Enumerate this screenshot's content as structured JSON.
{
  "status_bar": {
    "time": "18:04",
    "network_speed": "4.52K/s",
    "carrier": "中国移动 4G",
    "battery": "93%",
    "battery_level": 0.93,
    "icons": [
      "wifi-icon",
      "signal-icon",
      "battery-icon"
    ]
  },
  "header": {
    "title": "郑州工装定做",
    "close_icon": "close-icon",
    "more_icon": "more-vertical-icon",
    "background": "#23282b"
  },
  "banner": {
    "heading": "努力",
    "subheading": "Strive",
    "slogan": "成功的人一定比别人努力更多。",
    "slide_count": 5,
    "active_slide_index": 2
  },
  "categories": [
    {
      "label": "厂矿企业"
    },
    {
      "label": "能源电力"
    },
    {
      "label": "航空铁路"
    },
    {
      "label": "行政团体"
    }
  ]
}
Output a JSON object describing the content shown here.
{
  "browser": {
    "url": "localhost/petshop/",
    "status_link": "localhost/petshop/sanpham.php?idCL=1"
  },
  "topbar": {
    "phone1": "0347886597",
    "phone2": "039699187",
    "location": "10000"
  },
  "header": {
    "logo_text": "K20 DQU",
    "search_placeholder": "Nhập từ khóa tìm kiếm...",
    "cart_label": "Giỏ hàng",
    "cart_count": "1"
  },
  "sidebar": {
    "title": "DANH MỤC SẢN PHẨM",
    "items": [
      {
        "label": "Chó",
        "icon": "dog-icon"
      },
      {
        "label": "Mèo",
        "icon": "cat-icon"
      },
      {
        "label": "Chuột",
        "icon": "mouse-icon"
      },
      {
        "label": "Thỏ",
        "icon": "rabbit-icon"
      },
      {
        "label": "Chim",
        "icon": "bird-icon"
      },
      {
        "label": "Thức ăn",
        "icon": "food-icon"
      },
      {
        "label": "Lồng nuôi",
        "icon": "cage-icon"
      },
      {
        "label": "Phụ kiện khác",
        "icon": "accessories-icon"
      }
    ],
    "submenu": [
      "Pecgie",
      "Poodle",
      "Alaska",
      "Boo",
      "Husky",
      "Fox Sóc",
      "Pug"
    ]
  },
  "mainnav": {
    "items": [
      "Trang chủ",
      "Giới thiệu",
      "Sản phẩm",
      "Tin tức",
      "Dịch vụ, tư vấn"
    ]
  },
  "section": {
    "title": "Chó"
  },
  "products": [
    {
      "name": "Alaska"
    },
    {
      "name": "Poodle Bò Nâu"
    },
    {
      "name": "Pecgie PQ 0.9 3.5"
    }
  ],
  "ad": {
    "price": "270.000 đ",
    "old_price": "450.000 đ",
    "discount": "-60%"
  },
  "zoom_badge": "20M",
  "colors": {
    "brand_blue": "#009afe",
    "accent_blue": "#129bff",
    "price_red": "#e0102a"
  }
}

☆ ☆ ☆

STATED GOAL: Write out every entry exactly as given.

THE RESPONSE:
Enumerate this screenshot's content as structured JSON.
{
  "status_bar": {
    "time": "18:04",
    "network_speed": "4.52K/s",
    "carrier": "中国移动 4G",
    "battery": "93%",
    "battery_level": 0.93,
    "icons": [
      "wifi-icon",
      "signal-icon",
      "battery-icon"
    ]
  },
  "header": {
    "title": "郑州工装定做",
    "close_icon": "close-icon",
    "more_icon": "more-vertical-icon",
    "background": "#23282b"
  },
  "banner": {
    "heading": "努力",
    "subheading": "Strive",
    "slogan": "成功的人一定比别人努力更多。",
    "slide_count": 5,
    "active_slide_index": 2
  },
  "categories": [
    {
      "label": "厂矿企业"
    },
    {
      "label": "能源电力"
    },
    {
      "label": "航空铁路"
    },
    {
      "label": "行政团体"
    }
  ]
}
Output a JSON object describing the content shown here.
{
  "browser": {
    "url": "localhost/petshop/",
    "status_link": "localhost/petshop/sanpham.php?idCL=1"
  },
  "topbar": {
    "phone1": "0347886597",
    "phone2": "039699187",
    "location": "10000"
  },
  "header": {
    "logo_text": "K20 DQU",
    "search_placeholder": "Nhập từ khóa tìm kiếm...",
    "cart_label": "Giỏ hàng",
    "cart_count": "1"
  },
  "sidebar": {
    "title": "DANH MỤC SẢN PHẨM",
    "items": [
      {
        "label": "Chó",
        "icon": "dog-icon"
      },
      {
        "label": "Mèo",
        "icon": "cat-icon"
      },
      {
        "label": "Chuột",
        "icon": "mouse-icon"
      },
      {
        "label": "Thỏ",
        "icon": "rabbit-icon"
      },
      {
        "label": "Chim",
        "icon": "bird-icon"
      },
      {
        "label": "Thức ăn",
        "icon": "food-icon"
      },
      {
        "label": "Lồng nuôi",
        "icon": "cage-icon"
      },
      {
        "label": "Phụ kiện khác",
        "icon": "accessories-icon"
      }
    ],
    "submenu": [
      "Pecgie",
      "Poodle",
      "Alaska",
      "Boo",
      "Husky",
      "Fox Sóc",
      "Pug"
    ]
  },
  "mainnav": {
    "items": [
      "Trang chủ",
      "Giới thiệu",
      "Sản phẩm",
      "Tin tức",
      "Dịch vụ, tư vấn"
    ]
  },
  "section": {
    "title": "Chó"
  },
  "products": [
    {
      "name": "Alaska"
    },
    {
      "name": "Poodle Bò Nâu"
    },
    {
      "name": "Pecgie PQ 0.9 3.5"
    }
  ],
  "ad": {
    "price": "270.000 đ",
    "old_price": "450.000 đ",
    "discount": "-60%"
  },
  "zoom_badge": "20M",
  "colors": {
    "brand_blue": "#009afe",
    "accent_blue": "#129bff",
    "price_red": "#e0102a"
  }
}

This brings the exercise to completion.